**DESCRIPTION OF THE TASK:** Copy out each line in the material below that has the word "verständigt".
━━━━━━━━━━
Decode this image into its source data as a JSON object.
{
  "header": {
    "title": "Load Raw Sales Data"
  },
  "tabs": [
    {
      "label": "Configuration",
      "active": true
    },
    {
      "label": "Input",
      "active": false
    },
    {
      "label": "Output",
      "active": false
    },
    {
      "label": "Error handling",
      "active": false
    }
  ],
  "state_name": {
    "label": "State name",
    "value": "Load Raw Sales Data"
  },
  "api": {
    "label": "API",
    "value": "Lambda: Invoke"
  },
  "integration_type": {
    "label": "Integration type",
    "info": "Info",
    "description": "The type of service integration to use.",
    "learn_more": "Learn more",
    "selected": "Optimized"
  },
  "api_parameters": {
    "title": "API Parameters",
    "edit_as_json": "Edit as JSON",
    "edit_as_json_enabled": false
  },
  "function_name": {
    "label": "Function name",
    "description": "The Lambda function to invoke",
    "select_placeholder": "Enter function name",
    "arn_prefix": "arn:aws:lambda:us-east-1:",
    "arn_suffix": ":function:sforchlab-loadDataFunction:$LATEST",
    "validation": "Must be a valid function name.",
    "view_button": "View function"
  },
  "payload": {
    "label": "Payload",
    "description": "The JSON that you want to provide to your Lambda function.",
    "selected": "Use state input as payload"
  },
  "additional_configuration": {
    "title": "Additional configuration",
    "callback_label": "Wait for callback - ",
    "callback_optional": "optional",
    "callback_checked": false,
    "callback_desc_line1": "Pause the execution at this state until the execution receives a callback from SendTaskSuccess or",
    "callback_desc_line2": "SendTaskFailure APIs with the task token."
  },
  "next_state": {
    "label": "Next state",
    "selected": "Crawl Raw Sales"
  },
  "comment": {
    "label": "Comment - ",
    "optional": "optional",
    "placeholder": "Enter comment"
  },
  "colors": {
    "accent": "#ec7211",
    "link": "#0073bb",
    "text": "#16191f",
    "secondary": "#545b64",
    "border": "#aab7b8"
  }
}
━━━━━━━━━━
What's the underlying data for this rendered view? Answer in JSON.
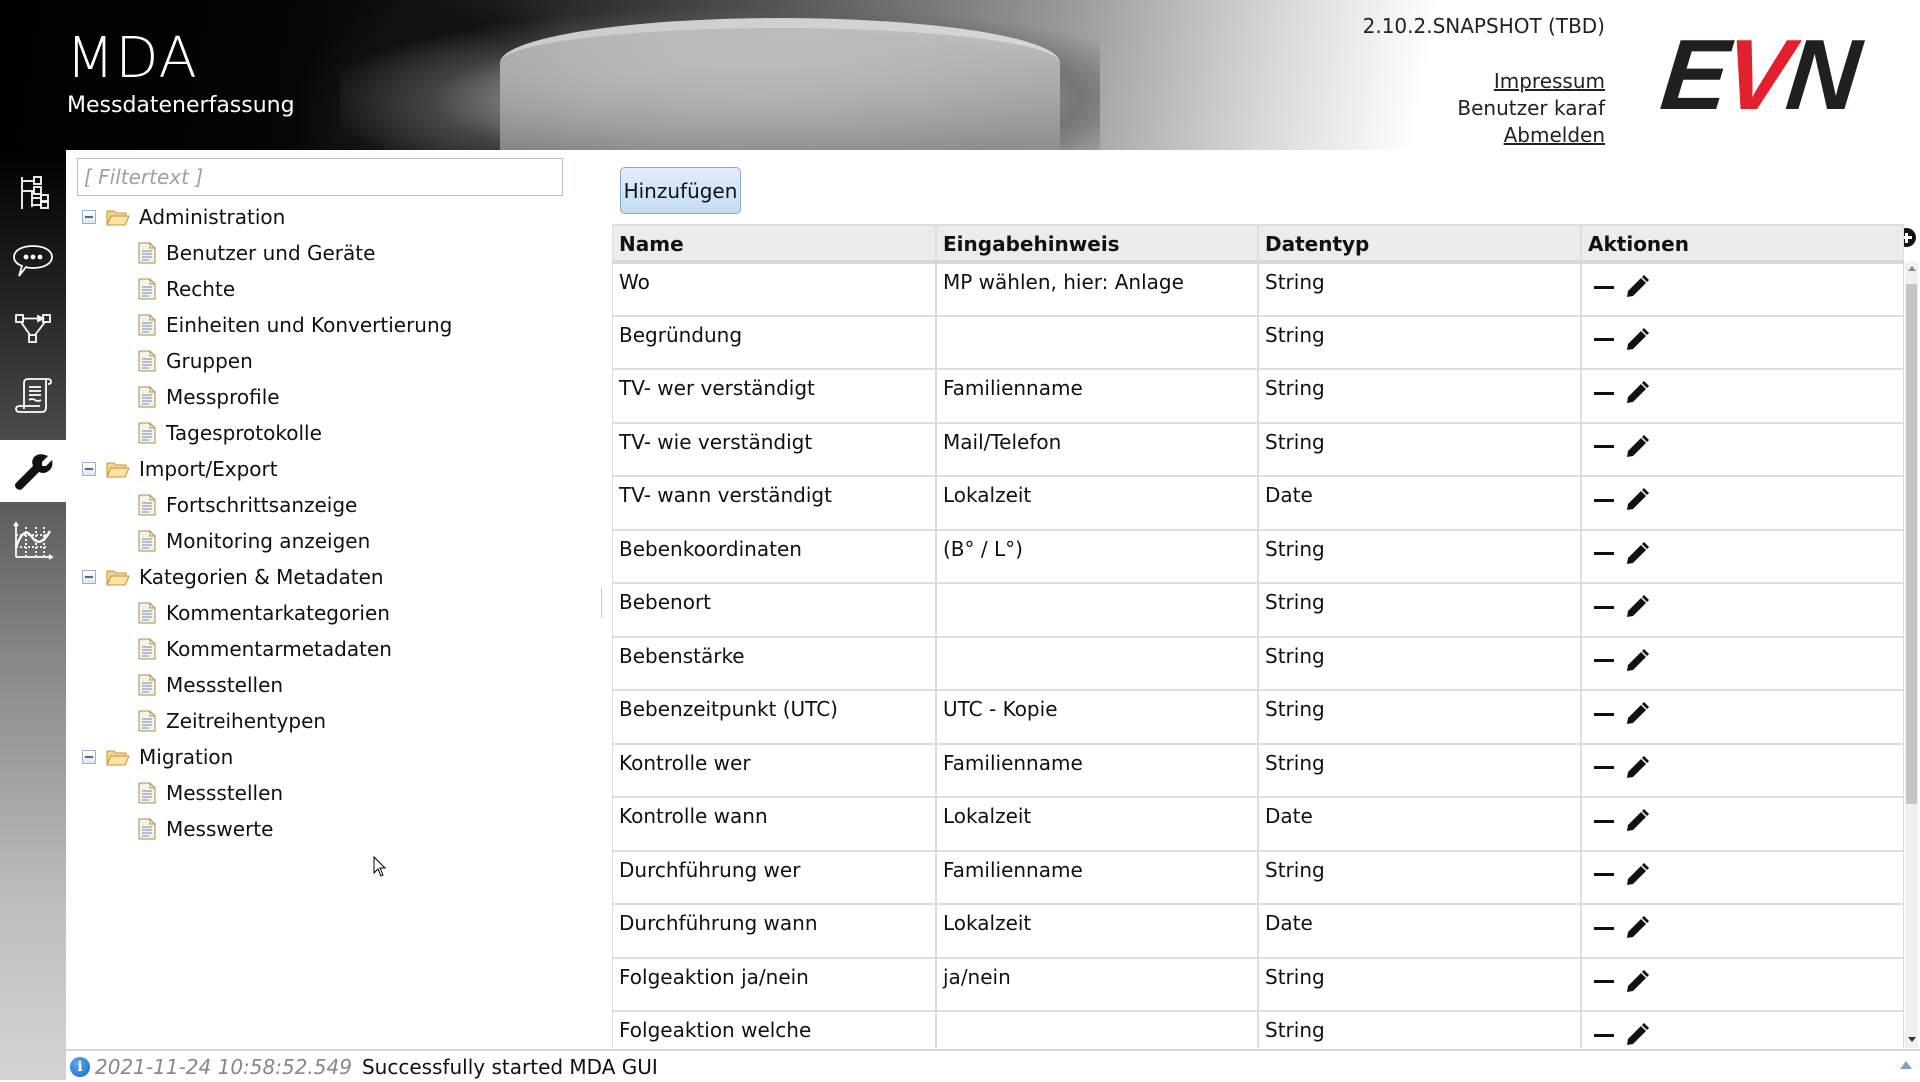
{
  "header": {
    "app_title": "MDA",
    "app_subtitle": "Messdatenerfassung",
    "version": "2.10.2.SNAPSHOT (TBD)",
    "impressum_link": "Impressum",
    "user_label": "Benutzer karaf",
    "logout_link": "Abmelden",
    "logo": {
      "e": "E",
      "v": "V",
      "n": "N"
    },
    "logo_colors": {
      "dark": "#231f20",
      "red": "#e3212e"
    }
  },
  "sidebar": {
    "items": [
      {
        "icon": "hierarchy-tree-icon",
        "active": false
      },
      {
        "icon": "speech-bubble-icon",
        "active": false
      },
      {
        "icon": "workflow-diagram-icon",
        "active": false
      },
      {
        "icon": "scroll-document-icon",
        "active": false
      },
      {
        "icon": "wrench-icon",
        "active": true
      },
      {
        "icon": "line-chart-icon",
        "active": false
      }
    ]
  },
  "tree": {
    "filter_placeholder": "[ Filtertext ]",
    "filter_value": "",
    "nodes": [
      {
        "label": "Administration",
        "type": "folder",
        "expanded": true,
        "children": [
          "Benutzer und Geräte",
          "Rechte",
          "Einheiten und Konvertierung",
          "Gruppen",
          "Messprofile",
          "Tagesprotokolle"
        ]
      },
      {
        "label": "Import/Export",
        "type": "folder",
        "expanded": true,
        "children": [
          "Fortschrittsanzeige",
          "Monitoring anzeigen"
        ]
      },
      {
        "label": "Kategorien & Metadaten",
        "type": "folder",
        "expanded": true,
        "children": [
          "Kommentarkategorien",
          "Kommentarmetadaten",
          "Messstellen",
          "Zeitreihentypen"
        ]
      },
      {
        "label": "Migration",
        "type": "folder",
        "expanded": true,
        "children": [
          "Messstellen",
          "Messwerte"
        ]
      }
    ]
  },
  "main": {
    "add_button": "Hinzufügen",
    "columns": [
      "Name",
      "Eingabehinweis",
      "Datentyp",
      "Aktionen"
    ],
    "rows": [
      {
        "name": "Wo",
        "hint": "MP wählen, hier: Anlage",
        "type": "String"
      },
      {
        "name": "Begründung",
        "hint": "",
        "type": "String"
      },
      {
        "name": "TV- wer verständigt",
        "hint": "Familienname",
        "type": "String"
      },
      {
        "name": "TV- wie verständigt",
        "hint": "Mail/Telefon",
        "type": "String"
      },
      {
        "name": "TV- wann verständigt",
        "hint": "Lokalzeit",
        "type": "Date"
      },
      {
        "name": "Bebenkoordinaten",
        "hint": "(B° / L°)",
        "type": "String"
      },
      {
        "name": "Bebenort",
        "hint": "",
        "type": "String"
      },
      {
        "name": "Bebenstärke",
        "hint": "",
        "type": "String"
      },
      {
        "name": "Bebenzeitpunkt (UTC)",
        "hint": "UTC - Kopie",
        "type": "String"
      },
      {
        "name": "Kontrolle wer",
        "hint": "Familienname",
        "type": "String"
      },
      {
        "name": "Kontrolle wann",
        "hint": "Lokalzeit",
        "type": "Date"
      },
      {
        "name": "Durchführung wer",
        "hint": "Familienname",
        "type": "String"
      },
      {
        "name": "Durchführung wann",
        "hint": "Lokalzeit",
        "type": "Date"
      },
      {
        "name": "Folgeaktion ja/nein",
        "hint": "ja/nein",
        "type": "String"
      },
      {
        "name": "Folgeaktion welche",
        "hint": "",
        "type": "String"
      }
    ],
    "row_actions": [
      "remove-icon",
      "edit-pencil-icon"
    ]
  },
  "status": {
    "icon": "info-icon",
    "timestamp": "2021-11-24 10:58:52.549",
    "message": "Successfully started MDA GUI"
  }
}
━━━━━━━━━━
**CORRECT RESPONSE:**
        "name": "TV- wer verständigt",
        "name": "TV- wie verständigt",
        "name": "TV- wann verständigt",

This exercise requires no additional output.